- What is expected
Return each line of the data below exactly, omitting any pictures.

- Records provided
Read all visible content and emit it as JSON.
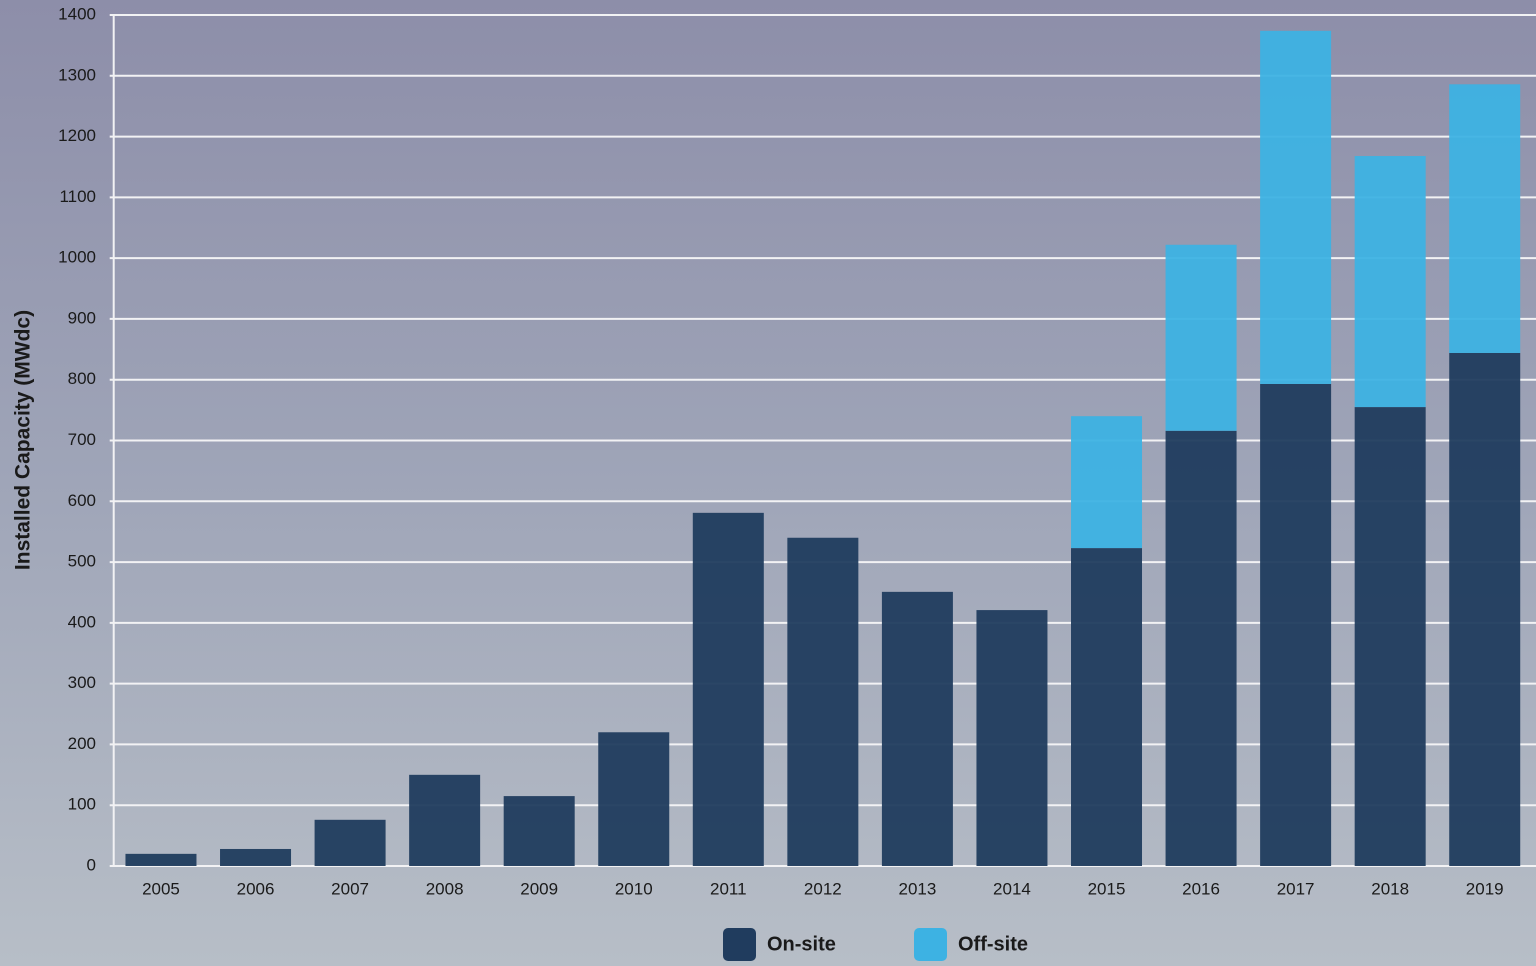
{
  "chart_data": {
    "type": "stacked_bar",
    "y_label": "Installed Capacity (MWdc)",
    "categories": [
      "2005",
      "2006",
      "2007",
      "2008",
      "2009",
      "2010",
      "2011",
      "2012",
      "2013",
      "2014",
      "2015",
      "2016",
      "2017",
      "2018",
      "2019"
    ],
    "series": [
      {
        "name": "On-site",
        "color": "#203c5e",
        "values": [
          20,
          28,
          76,
          150,
          115,
          220,
          581,
          540,
          451,
          421,
          523,
          716,
          793,
          755,
          844
        ]
      },
      {
        "name": "Off-site",
        "color": "#3db2e3",
        "values": [
          0,
          0,
          0,
          0,
          0,
          0,
          0,
          0,
          0,
          0,
          217,
          306,
          581,
          413,
          442
        ]
      }
    ],
    "ylim": [
      0,
      1400
    ],
    "yticks": [
      0,
      100,
      200,
      300,
      400,
      500,
      600,
      700,
      800,
      900,
      1000,
      1100,
      1200,
      1300,
      1400
    ],
    "grid": true
  }
}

- Task answer
Read all visible content and emit it as JSON.
{
  "chart_data": {
    "type": "stacked_bar",
    "y_label": "Installed Capacity (MWdc)",
    "categories": [
      "2005",
      "2006",
      "2007",
      "2008",
      "2009",
      "2010",
      "2011",
      "2012",
      "2013",
      "2014",
      "2015",
      "2016",
      "2017",
      "2018",
      "2019"
    ],
    "series": [
      {
        "name": "On-site",
        "color": "#203c5e",
        "values": [
          20,
          28,
          76,
          150,
          115,
          220,
          581,
          540,
          451,
          421,
          523,
          716,
          793,
          755,
          844
        ]
      },
      {
        "name": "Off-site",
        "color": "#3db2e3",
        "values": [
          0,
          0,
          0,
          0,
          0,
          0,
          0,
          0,
          0,
          0,
          217,
          306,
          581,
          413,
          442
        ]
      }
    ],
    "ylim": [
      0,
      1400
    ],
    "yticks": [
      0,
      100,
      200,
      300,
      400,
      500,
      600,
      700,
      800,
      900,
      1000,
      1100,
      1200,
      1300,
      1400
    ],
    "grid": true
  }
}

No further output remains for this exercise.